======== Dataset excerpts

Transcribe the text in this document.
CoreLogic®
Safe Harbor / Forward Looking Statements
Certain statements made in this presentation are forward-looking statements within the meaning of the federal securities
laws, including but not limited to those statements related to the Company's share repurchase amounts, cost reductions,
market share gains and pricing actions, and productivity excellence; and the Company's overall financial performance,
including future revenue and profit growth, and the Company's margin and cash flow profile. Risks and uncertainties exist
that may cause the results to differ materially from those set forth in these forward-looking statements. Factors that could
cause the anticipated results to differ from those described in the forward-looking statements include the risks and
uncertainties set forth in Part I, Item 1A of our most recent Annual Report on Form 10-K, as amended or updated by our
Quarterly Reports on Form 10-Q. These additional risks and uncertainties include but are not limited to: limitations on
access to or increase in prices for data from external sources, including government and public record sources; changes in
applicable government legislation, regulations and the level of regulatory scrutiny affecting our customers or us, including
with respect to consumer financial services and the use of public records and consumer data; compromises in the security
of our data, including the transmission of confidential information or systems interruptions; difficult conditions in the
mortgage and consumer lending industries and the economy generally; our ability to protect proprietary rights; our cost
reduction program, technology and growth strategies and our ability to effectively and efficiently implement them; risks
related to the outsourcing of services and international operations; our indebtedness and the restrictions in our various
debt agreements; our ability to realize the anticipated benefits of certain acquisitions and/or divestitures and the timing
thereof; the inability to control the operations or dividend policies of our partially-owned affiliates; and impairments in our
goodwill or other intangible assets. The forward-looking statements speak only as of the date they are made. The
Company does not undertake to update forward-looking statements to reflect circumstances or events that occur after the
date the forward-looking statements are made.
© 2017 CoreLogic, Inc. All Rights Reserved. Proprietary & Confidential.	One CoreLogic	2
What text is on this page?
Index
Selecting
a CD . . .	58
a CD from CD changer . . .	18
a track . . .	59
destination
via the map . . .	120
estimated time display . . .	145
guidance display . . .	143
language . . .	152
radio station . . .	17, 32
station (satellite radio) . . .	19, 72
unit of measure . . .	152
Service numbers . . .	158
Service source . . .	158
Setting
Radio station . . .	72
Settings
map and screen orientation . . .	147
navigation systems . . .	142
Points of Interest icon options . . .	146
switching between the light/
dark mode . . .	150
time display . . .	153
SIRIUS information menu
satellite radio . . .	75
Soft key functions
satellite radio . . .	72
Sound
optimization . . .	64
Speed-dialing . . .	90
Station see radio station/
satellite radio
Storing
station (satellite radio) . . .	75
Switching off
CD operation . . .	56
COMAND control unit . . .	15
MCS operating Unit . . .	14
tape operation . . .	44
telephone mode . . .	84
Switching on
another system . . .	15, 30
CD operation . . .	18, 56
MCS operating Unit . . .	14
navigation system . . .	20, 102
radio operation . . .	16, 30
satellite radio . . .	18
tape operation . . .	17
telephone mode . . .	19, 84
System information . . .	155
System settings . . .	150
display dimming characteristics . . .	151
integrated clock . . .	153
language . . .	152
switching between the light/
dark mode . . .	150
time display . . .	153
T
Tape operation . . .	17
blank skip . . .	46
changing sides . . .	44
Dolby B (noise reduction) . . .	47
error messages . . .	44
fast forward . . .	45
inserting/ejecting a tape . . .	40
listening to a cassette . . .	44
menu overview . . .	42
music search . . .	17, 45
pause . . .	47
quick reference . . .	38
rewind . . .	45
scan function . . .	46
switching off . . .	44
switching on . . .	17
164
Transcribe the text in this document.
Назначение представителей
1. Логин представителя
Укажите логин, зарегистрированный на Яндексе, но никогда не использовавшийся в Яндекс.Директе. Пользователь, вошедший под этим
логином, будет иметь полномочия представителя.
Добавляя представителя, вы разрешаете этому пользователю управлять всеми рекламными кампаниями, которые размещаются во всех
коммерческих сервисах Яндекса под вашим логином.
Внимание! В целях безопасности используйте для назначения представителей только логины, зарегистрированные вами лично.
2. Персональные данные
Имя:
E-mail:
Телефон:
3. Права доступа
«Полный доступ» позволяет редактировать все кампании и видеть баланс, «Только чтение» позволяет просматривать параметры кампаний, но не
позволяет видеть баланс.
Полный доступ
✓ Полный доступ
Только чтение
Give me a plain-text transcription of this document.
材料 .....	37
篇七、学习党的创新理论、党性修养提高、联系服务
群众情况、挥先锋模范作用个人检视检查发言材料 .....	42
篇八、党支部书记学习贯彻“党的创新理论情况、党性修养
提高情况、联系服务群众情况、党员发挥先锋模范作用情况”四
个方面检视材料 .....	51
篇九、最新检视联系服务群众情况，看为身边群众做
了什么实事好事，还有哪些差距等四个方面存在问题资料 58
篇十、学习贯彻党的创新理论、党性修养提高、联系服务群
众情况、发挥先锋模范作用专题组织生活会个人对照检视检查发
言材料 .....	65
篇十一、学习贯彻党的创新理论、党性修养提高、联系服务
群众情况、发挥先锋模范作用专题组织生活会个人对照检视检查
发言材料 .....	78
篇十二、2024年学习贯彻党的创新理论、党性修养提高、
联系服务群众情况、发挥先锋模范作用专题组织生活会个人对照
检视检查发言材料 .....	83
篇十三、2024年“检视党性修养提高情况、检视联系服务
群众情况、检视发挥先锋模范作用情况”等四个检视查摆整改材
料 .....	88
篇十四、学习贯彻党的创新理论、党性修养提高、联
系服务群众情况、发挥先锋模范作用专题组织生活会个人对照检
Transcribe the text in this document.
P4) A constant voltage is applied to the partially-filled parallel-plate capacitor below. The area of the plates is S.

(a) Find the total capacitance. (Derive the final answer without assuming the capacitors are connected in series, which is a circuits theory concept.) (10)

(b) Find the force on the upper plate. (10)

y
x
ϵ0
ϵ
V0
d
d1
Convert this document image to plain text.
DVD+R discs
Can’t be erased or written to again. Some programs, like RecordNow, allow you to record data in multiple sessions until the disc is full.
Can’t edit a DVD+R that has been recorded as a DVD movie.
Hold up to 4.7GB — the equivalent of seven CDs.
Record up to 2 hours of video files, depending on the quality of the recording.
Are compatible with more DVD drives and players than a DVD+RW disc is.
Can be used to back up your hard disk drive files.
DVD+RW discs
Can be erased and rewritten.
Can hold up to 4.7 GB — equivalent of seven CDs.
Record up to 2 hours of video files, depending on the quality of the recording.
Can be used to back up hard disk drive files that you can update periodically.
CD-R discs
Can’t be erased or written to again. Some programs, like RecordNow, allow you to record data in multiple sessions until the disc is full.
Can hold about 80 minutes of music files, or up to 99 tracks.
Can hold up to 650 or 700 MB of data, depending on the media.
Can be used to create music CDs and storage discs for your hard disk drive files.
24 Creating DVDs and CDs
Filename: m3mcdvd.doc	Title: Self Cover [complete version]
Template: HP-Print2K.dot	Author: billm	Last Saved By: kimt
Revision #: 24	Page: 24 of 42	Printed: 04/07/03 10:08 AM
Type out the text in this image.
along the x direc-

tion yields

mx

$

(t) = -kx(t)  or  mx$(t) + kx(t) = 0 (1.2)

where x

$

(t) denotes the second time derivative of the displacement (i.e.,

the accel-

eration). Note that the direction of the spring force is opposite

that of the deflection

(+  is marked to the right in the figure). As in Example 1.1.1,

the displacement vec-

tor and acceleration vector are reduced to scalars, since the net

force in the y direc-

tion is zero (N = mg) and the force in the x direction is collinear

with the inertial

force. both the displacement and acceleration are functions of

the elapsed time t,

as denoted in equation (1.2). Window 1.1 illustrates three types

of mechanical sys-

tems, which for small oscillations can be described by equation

================

### Direction
Copy in full each line that holds the word "differ".

### Solution for this problem
that may cause the results to differ materially from those set forth in these forward-looking statements. Factors that could
cause the anticipated results to differ from those described in the forward-looking statements include the risks and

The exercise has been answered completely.